**INSTRUCTIONS FOR THE TASK**
Retype the records that come next, word for word.

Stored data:
+ + + + +

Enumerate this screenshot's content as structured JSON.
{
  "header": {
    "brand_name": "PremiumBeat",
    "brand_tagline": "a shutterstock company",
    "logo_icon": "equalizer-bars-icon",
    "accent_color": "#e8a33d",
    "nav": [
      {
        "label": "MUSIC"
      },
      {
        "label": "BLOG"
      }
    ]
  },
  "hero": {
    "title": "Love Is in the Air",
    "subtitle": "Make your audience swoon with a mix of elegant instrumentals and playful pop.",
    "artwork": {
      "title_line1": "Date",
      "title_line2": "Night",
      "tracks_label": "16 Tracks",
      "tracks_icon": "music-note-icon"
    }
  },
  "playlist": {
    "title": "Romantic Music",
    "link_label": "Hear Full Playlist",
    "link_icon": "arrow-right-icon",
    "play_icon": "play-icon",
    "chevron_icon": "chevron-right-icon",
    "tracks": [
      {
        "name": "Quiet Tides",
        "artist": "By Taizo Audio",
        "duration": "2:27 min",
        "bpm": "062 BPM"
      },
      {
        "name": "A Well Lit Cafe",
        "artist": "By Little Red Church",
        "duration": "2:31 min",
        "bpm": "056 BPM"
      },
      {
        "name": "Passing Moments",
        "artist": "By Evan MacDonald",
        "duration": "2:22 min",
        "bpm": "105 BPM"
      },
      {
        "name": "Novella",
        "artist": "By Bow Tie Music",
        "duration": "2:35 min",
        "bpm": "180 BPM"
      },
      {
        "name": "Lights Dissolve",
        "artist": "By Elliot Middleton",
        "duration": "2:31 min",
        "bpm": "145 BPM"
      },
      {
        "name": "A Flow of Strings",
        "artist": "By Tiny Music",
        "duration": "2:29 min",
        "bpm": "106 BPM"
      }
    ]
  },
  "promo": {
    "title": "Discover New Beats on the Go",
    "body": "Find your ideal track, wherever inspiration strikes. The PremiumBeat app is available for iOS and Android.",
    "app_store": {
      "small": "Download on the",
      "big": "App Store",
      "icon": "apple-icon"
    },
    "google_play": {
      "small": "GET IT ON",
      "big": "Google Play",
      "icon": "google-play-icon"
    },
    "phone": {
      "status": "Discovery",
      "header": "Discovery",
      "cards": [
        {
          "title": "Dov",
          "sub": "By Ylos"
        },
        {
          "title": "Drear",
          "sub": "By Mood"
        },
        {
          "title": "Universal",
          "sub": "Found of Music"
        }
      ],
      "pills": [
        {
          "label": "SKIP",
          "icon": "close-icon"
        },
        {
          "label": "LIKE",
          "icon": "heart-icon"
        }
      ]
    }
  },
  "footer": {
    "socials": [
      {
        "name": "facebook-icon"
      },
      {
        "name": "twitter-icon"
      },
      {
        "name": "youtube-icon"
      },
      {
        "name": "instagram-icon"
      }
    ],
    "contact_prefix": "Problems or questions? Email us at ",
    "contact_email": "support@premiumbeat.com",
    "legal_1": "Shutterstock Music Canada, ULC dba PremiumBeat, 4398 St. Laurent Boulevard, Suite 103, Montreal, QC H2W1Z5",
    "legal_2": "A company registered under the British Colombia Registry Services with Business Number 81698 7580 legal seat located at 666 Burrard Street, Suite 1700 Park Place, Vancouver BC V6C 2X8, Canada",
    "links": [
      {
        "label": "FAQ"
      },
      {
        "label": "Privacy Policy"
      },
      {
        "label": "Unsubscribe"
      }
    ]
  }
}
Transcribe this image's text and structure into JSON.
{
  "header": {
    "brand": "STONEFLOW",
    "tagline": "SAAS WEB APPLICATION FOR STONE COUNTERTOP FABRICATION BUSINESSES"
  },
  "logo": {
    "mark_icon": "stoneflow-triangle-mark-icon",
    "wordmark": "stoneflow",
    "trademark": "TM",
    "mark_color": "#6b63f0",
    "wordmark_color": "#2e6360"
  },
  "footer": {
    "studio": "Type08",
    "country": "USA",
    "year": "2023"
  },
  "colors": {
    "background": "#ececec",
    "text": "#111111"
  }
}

+ + + + +

**TASK OUTPUT**
Enumerate this screenshot's content as structured JSON.
{
  "header": {
    "brand_name": "PremiumBeat",
    "brand_tagline": "a shutterstock company",
    "logo_icon": "equalizer-bars-icon",
    "accent_color": "#e8a33d",
    "nav": [
      {
        "label": "MUSIC"
      },
      {
        "label": "BLOG"
      }
    ]
  },
  "hero": {
    "title": "Love Is in the Air",
    "subtitle": "Make your audience swoon with a mix of elegant instrumentals and playful pop.",
    "artwork": {
      "title_line1": "Date",
      "title_line2": "Night",
      "tracks_label": "16 Tracks",
      "tracks_icon": "music-note-icon"
    }
  },
  "playlist": {
    "title": "Romantic Music",
    "link_label": "Hear Full Playlist",
    "link_icon": "arrow-right-icon",
    "play_icon": "play-icon",
    "chevron_icon": "chevron-right-icon",
    "tracks": [
      {
        "name": "Quiet Tides",
        "artist": "By Taizo Audio",
        "duration": "2:27 min",
        "bpm": "062 BPM"
      },
      {
        "name": "A Well Lit Cafe",
        "artist": "By Little Red Church",
        "duration": "2:31 min",
        "bpm": "056 BPM"
      },
      {
        "name": "Passing Moments",
        "artist": "By Evan MacDonald",
        "duration": "2:22 min",
        "bpm": "105 BPM"
      },
      {
        "name": "Novella",
        "artist": "By Bow Tie Music",
        "duration": "2:35 min",
        "bpm": "180 BPM"
      },
      {
        "name": "Lights Dissolve",
        "artist": "By Elliot Middleton",
        "duration": "2:31 min",
        "bpm": "145 BPM"
      },
      {
        "name": "A Flow of Strings",
        "artist": "By Tiny Music",
        "duration": "2:29 min",
        "bpm": "106 BPM"
      }
    ]
  },
  "promo": {
    "title": "Discover New Beats on the Go",
    "body": "Find your ideal track, wherever inspiration strikes. The PremiumBeat app is available for iOS and Android.",
    "app_store": {
      "small": "Download on the",
      "big": "App Store",
      "icon": "apple-icon"
    },
    "google_play": {
      "small": "GET IT ON",
      "big": "Google Play",
      "icon": "google-play-icon"
    },
    "phone": {
      "status": "Discovery",
      "header": "Discovery",
      "cards": [
        {
          "title": "Dov",
          "sub": "By Ylos"
        },
        {
          "title": "Drear",
          "sub": "By Mood"
        },
        {
          "title": "Universal",
          "sub": "Found of Music"
        }
      ],
      "pills": [
        {
          "label": "SKIP",
          "icon": "close-icon"
        },
        {
          "label": "LIKE",
          "icon": "heart-icon"
        }
      ]
    }
  },
  "footer": {
    "socials": [
      {
        "name": "facebook-icon"
      },
      {
        "name": "twitter-icon"
      },
      {
        "name": "youtube-icon"
      },
      {
        "name": "instagram-icon"
      }
    ],
    "contact_prefix": "Problems or questions? Email us at ",
    "contact_email": "support@premiumbeat.com",
    "legal_1": "Shutterstock Music Canada, ULC dba PremiumBeat, 4398 St. Laurent Boulevard, Suite 103, Montreal, QC H2W1Z5",
    "legal_2": "A company registered under the British Colombia Registry Services with Business Number 81698 7580 legal seat located at 666 Burrard Street, Suite 1700 Park Place, Vancouver BC V6C 2X8, Canada",
    "links": [
      {
        "label": "FAQ"
      },
      {
        "label": "Privacy Policy"
      },
      {
        "label": "Unsubscribe"
      }
    ]
  }
}
Transcribe this image's text and structure into JSON.
{
  "header": {
    "brand": "STONEFLOW",
    "tagline": "SAAS WEB APPLICATION FOR STONE COUNTERTOP FABRICATION BUSINESSES"
  },
  "logo": {
    "mark_icon": "stoneflow-triangle-mark-icon",
    "wordmark": "stoneflow",
    "trademark": "TM",
    "mark_color": "#6b63f0",
    "wordmark_color": "#2e6360"
  },
  "footer": {
    "studio": "Type08",
    "country": "USA",
    "year": "2023"
  },
  "colors": {
    "background": "#ececec",
    "text": "#111111"
  }
}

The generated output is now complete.